### Exercise
Write the records out again, precisely as they stand.

## start Exercise material

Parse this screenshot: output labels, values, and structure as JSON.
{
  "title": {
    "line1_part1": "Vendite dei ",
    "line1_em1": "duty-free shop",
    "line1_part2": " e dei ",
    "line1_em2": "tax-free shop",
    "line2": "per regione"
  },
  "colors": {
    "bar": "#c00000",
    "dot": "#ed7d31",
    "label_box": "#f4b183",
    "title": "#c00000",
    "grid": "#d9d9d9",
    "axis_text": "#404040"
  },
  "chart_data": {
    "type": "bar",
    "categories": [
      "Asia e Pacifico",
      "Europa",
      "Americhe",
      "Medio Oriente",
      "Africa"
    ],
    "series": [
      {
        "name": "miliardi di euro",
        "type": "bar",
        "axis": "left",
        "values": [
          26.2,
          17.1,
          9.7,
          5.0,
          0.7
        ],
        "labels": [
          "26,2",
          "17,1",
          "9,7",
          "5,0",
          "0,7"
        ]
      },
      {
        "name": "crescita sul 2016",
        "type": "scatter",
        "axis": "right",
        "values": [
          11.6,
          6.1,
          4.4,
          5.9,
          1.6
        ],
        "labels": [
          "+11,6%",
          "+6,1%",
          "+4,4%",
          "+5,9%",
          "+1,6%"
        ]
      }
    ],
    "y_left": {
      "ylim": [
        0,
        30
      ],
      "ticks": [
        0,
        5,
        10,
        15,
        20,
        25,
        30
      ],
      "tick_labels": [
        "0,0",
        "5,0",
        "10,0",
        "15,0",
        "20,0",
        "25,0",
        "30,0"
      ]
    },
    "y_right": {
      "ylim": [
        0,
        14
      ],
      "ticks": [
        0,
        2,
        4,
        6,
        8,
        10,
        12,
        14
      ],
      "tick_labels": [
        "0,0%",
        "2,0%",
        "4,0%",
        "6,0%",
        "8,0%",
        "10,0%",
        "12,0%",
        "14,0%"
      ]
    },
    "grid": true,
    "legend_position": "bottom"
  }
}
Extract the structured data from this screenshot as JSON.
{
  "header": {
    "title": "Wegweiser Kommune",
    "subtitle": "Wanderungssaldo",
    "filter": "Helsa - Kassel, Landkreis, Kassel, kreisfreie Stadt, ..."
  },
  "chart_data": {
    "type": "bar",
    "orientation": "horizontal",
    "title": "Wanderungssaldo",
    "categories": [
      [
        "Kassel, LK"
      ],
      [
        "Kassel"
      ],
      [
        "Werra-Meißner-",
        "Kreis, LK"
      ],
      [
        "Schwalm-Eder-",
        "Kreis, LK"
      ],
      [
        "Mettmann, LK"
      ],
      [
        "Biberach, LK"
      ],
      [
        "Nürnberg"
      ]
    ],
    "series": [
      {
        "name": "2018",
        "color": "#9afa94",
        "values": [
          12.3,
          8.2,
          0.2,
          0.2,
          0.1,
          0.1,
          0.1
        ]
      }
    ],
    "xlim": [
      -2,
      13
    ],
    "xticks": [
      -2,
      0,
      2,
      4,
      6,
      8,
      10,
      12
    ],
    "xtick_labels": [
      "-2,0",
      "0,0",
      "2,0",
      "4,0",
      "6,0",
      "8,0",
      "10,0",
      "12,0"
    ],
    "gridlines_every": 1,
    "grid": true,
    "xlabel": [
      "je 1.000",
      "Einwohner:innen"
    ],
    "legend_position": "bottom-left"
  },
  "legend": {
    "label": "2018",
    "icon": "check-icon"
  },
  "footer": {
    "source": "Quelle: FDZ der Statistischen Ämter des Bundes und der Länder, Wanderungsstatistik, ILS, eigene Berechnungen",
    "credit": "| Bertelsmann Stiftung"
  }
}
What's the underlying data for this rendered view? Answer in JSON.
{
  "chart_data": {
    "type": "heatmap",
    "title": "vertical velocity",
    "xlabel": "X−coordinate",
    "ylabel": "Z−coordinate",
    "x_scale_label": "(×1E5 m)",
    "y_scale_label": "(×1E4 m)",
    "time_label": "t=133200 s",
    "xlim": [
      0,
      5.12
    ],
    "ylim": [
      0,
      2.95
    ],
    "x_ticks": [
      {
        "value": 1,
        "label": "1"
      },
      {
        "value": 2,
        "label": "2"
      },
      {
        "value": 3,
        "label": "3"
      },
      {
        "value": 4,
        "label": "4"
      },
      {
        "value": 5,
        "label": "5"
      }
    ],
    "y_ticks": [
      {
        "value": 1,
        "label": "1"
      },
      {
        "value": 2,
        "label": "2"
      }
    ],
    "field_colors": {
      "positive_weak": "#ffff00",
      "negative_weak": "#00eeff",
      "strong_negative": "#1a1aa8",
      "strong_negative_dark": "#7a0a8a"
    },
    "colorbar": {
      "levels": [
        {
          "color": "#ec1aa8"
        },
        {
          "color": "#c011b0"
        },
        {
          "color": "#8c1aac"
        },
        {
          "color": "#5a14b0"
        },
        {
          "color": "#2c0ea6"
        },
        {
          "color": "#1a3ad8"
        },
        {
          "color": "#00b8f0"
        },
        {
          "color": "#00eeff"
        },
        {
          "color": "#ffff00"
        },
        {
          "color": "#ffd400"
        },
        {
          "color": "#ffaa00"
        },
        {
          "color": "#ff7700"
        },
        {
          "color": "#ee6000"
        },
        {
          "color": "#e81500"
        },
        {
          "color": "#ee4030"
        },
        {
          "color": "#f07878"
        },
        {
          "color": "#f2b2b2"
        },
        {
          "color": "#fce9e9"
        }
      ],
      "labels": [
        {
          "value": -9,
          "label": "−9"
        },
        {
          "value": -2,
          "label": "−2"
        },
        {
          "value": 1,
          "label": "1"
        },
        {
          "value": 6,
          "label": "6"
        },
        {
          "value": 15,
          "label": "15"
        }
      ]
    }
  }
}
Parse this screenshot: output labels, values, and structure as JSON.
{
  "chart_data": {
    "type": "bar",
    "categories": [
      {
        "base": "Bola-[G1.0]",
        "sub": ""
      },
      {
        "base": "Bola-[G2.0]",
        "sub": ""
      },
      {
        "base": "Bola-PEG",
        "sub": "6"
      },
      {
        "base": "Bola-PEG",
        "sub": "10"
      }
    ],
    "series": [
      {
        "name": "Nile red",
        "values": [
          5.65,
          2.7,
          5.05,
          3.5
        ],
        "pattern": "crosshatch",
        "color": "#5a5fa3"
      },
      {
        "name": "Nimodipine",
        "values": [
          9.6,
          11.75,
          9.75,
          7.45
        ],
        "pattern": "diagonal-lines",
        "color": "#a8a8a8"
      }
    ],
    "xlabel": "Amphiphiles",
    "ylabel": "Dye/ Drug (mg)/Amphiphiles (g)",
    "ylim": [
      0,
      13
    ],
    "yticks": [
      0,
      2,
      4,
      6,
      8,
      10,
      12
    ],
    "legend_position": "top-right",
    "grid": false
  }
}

## end Exercise material

### Written answer
Parse this screenshot: output labels, values, and structure as JSON.
{
  "title": {
    "line1_part1": "Vendite dei ",
    "line1_em1": "duty-free shop",
    "line1_part2": " e dei ",
    "line1_em2": "tax-free shop",
    "line2": "per regione"
  },
  "colors": {
    "bar": "#c00000",
    "dot": "#ed7d31",
    "label_box": "#f4b183",
    "title": "#c00000",
    "grid": "#d9d9d9",
    "axis_text": "#404040"
  },
  "chart_data": {
    "type": "bar",
    "categories": [
      "Asia e Pacifico",
      "Europa",
      "Americhe",
      "Medio Oriente",
      "Africa"
    ],
    "series": [
      {
        "name": "miliardi di euro",
        "type": "bar",
        "axis": "left",
        "values": [
          26.2,
          17.1,
          9.7,
          5.0,
          0.7
        ],
        "labels": [
          "26,2",
          "17,1",
          "9,7",
          "5,0",
          "0,7"
        ]
      },
      {
        "name": "crescita sul 2016",
        "type": "scatter",
        "axis": "right",
        "values": [
          11.6,
          6.1,
          4.4,
          5.9,
          1.6
        ],
        "labels": [
          "+11,6%",
          "+6,1%",
          "+4,4%",
          "+5,9%",
          "+1,6%"
        ]
      }
    ],
    "y_left": {
      "ylim": [
        0,
        30
      ],
      "ticks": [
        0,
        5,
        10,
        15,
        20,
        25,
        30
      ],
      "tick_labels": [
        "0,0",
        "5,0",
        "10,0",
        "15,0",
        "20,0",
        "25,0",
        "30,0"
      ]
    },
    "y_right": {
      "ylim": [
        0,
        14
      ],
      "ticks": [
        0,
        2,
        4,
        6,
        8,
        10,
        12,
        14
      ],
      "tick_labels": [
        "0,0%",
        "2,0%",
        "4,0%",
        "6,0%",
        "8,0%",
        "10,0%",
        "12,0%",
        "14,0%"
      ]
    },
    "grid": true,
    "legend_position": "bottom"
  }
}
Extract the structured data from this screenshot as JSON.
{
  "header": {
    "title": "Wegweiser Kommune",
    "subtitle": "Wanderungssaldo",
    "filter": "Helsa - Kassel, Landkreis, Kassel, kreisfreie Stadt, ..."
  },
  "chart_data": {
    "type": "bar",
    "orientation": "horizontal",
    "title": "Wanderungssaldo",
    "categories": [
      [
        "Kassel, LK"
      ],
      [
        "Kassel"
      ],
      [
        "Werra-Meißner-",
        "Kreis, LK"
      ],
      [
        "Schwalm-Eder-",
        "Kreis, LK"
      ],
      [
        "Mettmann, LK"
      ],
      [
        "Biberach, LK"
      ],
      [
        "Nürnberg"
      ]
    ],
    "series": [
      {
        "name": "2018",
        "color": "#9afa94",
        "values": [
          12.3,
          8.2,
          0.2,
          0.2,
          0.1,
          0.1,
          0.1
        ]
      }
    ],
    "xlim": [
      -2,
      13
    ],
    "xticks": [
      -2,
      0,
      2,
      4,
      6,
      8,
      10,
      12
    ],
    "xtick_labels": [
      "-2,0",
      "0,0",
      "2,0",
      "4,0",
      "6,0",
      "8,0",
      "10,0",
      "12,0"
    ],
    "gridlines_every": 1,
    "grid": true,
    "xlabel": [
      "je 1.000",
      "Einwohner:innen"
    ],
    "legend_position": "bottom-left"
  },
  "legend": {
    "label": "2018",
    "icon": "check-icon"
  },
  "footer": {
    "source": "Quelle: FDZ der Statistischen Ämter des Bundes und der Länder, Wanderungsstatistik, ILS, eigene Berechnungen",
    "credit": "| Bertelsmann Stiftung"
  }
}
What's the underlying data for this rendered view? Answer in JSON.
{
  "chart_data": {
    "type": "heatmap",
    "title": "vertical velocity",
    "xlabel": "X−coordinate",
    "ylabel": "Z−coordinate",
    "x_scale_label": "(×1E5 m)",
    "y_scale_label": "(×1E4 m)",
    "time_label": "t=133200 s",
    "xlim": [
      0,
      5.12
    ],
    "ylim": [
      0,
      2.95
    ],
    "x_ticks": [
      {
        "value": 1,
        "label": "1"
      },
      {
        "value": 2,
        "label": "2"
      },
      {
        "value": 3,
        "label": "3"
      },
      {
        "value": 4,
        "label": "4"
      },
      {
        "value": 5,
        "label": "5"
      }
    ],
    "y_ticks": [
      {
        "value": 1,
        "label": "1"
      },
      {
        "value": 2,
        "label": "2"
      }
    ],
    "field_colors": {
      "positive_weak": "#ffff00",
      "negative_weak": "#00eeff",
      "strong_negative": "#1a1aa8",
      "strong_negative_dark": "#7a0a8a"
    },
    "colorbar": {
      "levels": [
        {
          "color": "#ec1aa8"
        },
        {
          "color": "#c011b0"
        },
        {
          "color": "#8c1aac"
        },
        {
          "color": "#5a14b0"
        },
        {
          "color": "#2c0ea6"
        },
        {
          "color": "#1a3ad8"
        },
        {
          "color": "#00b8f0"
        },
        {
          "color": "#00eeff"
        },
        {
          "color": "#ffff00"
        },
        {
          "color": "#ffd400"
        },
        {
          "color": "#ffaa00"
        },
        {
          "color": "#ff7700"
        },
        {
          "color": "#ee6000"
        },
        {
          "color": "#e81500"
        },
        {
          "color": "#ee4030"
        },
        {
          "color": "#f07878"
        },
        {
          "color": "#f2b2b2"
        },
        {
          "color": "#fce9e9"
        }
      ],
      "labels": [
        {
          "value": -9,
          "label": "−9"
        },
        {
          "value": -2,
          "label": "−2"
        },
        {
          "value": 1,
          "label": "1"
        },
        {
          "value": 6,
          "label": "6"
        },
        {
          "value": 15,
          "label": "15"
        }
      ]
    }
  }
}
Parse this screenshot: output labels, values, and structure as JSON.
{
  "chart_data": {
    "type": "bar",
    "categories": [
      {
        "base": "Bola-[G1.0]",
        "sub": ""
      },
      {
        "base": "Bola-[G2.0]",
        "sub": ""
      },
      {
        "base": "Bola-PEG",
        "sub": "6"
      },
      {
        "base": "Bola-PEG",
        "sub": "10"
      }
    ],
    "series": [
      {
        "name": "Nile red",
        "values": [
          5.65,
          2.7,
          5.05,
          3.5
        ],
        "pattern": "crosshatch",
        "color": "#5a5fa3"
      },
      {
        "name": "Nimodipine",
        "values": [
          9.6,
          11.75,
          9.75,
          7.45
        ],
        "pattern": "diagonal-lines",
        "color": "#a8a8a8"
      }
    ],
    "xlabel": "Amphiphiles",
    "ylabel": "Dye/ Drug (mg)/Amphiphiles (g)",
    "ylim": [
      0,
      13
    ],
    "yticks": [
      0,
      2,
      4,
      6,
      8,
      10,
      12
    ],
    "legend_position": "top-right",
    "grid": false
  }
}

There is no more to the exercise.